== WORK TO COMPLETE ==
In the records below, pick out all lines containing the word "clock".

# # # # #

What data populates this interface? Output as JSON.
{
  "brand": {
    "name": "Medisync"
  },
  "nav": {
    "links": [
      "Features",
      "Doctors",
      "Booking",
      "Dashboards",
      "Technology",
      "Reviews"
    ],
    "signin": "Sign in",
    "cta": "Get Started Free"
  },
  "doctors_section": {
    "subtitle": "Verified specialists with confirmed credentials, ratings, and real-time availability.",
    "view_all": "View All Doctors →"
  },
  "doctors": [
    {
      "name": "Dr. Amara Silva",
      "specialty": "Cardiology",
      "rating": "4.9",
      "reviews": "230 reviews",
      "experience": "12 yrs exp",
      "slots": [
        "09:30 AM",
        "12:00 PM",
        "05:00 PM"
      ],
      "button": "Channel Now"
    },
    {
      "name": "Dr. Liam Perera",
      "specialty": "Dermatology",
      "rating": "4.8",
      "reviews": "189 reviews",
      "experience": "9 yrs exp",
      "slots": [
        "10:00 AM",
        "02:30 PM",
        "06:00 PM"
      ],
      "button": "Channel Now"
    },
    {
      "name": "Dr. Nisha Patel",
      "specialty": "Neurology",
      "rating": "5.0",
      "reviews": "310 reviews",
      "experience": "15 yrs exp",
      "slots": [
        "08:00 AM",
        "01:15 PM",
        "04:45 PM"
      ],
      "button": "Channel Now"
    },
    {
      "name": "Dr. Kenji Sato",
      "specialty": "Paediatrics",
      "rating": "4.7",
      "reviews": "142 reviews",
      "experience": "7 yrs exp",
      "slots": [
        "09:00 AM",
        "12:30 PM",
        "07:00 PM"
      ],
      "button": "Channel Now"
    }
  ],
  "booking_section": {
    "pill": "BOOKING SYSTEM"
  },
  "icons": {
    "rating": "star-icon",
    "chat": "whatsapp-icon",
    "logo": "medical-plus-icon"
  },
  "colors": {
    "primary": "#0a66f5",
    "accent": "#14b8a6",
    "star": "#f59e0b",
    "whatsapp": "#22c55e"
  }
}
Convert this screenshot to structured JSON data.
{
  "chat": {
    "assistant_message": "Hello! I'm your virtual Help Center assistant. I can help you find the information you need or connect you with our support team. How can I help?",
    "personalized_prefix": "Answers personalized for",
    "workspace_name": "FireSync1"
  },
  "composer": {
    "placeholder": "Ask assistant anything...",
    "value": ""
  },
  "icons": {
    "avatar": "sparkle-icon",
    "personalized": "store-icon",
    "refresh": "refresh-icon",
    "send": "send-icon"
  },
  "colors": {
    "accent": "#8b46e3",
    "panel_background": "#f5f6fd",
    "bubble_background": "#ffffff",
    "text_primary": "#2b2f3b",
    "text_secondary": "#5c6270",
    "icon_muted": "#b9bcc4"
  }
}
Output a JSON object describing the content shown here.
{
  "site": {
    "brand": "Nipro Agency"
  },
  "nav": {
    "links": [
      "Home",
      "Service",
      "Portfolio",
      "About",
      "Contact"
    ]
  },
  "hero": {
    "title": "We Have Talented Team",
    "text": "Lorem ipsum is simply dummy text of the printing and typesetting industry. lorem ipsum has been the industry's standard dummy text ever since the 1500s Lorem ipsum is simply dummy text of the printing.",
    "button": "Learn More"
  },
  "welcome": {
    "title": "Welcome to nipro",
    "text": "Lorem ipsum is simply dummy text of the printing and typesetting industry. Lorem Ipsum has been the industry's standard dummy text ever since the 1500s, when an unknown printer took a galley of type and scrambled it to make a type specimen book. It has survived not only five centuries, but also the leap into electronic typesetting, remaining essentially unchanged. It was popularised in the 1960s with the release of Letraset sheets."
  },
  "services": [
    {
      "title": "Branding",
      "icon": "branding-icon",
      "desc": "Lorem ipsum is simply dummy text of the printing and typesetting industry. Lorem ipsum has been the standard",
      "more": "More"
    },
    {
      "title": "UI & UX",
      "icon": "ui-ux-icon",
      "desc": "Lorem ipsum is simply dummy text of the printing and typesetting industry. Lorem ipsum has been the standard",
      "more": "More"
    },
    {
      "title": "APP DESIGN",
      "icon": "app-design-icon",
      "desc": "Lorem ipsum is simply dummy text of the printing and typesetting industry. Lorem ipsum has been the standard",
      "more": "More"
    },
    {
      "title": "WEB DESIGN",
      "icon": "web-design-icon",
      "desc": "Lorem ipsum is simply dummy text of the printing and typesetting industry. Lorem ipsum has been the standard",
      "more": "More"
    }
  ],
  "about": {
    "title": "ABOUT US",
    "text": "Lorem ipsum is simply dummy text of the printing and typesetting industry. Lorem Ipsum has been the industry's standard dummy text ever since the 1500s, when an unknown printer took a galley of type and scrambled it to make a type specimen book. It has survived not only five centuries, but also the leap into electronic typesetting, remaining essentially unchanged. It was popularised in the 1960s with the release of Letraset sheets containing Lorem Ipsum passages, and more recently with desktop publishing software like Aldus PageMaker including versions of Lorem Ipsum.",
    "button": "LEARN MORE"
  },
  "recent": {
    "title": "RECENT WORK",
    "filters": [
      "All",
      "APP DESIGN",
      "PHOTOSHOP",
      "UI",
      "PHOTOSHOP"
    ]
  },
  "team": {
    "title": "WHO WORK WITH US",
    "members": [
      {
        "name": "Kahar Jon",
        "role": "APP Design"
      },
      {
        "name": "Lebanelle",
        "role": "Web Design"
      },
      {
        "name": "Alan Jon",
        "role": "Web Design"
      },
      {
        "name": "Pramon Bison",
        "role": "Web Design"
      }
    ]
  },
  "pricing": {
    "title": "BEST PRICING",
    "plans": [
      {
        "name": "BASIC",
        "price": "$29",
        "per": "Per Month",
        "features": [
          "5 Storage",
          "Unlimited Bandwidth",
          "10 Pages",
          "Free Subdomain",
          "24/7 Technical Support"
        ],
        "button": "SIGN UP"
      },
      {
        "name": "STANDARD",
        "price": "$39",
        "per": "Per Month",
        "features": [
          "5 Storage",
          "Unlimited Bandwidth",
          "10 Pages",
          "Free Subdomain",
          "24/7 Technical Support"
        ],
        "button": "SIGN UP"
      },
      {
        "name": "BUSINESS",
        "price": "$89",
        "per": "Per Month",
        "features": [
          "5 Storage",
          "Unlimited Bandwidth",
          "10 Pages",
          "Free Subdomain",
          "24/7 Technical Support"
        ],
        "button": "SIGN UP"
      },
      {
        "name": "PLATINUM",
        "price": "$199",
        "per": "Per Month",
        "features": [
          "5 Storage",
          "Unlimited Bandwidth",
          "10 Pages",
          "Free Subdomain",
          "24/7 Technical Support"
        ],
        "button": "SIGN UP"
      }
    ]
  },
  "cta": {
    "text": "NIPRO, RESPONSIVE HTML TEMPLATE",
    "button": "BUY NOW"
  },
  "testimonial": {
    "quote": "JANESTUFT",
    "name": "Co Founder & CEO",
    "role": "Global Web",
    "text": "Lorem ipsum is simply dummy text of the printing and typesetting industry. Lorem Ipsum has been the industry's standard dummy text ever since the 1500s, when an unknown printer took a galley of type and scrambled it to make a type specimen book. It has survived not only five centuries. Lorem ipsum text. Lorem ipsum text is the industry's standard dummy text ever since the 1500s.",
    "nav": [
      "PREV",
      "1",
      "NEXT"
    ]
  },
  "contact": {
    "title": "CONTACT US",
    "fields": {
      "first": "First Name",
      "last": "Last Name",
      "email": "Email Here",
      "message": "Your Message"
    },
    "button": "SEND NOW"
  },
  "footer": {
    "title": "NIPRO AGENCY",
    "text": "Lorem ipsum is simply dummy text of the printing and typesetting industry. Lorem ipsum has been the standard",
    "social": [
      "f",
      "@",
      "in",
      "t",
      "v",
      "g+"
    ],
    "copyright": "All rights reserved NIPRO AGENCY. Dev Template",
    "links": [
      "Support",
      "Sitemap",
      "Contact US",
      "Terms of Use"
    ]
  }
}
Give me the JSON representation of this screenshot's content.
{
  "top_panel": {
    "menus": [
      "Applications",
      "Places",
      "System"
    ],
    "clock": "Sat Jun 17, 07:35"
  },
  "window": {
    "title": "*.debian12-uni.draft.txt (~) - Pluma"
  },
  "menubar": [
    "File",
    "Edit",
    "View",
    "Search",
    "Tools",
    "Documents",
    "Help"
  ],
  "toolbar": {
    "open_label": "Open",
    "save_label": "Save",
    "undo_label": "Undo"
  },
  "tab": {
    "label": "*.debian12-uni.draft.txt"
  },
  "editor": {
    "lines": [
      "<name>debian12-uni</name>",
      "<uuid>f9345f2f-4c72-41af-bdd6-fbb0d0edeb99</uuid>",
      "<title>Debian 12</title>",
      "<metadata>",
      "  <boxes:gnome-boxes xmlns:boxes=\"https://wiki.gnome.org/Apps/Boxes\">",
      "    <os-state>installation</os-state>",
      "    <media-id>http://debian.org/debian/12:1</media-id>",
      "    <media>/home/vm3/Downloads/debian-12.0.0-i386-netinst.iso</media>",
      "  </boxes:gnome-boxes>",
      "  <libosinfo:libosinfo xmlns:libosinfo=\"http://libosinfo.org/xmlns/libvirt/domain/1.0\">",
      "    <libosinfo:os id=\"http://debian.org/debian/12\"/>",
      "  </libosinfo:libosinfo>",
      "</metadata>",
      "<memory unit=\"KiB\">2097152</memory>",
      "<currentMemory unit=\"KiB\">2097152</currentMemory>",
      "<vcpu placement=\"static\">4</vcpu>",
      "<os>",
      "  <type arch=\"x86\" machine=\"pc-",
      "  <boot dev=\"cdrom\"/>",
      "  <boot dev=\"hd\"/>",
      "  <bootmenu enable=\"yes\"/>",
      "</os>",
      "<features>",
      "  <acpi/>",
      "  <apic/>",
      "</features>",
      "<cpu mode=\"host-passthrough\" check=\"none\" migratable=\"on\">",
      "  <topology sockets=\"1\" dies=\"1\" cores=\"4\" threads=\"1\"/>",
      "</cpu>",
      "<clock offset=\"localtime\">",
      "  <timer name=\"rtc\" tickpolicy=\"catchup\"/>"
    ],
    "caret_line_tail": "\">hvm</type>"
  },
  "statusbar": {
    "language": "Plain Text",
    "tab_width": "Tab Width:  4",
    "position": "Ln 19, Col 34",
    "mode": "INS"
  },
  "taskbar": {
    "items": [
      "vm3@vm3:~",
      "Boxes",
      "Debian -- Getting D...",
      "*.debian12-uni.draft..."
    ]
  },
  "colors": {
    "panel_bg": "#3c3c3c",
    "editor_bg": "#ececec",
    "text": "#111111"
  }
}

# # # # #

== CORRECT OUTPUT ==
    "clock": "Sat Jun 17, 07:35"
      "<clock offset=\"localtime\">",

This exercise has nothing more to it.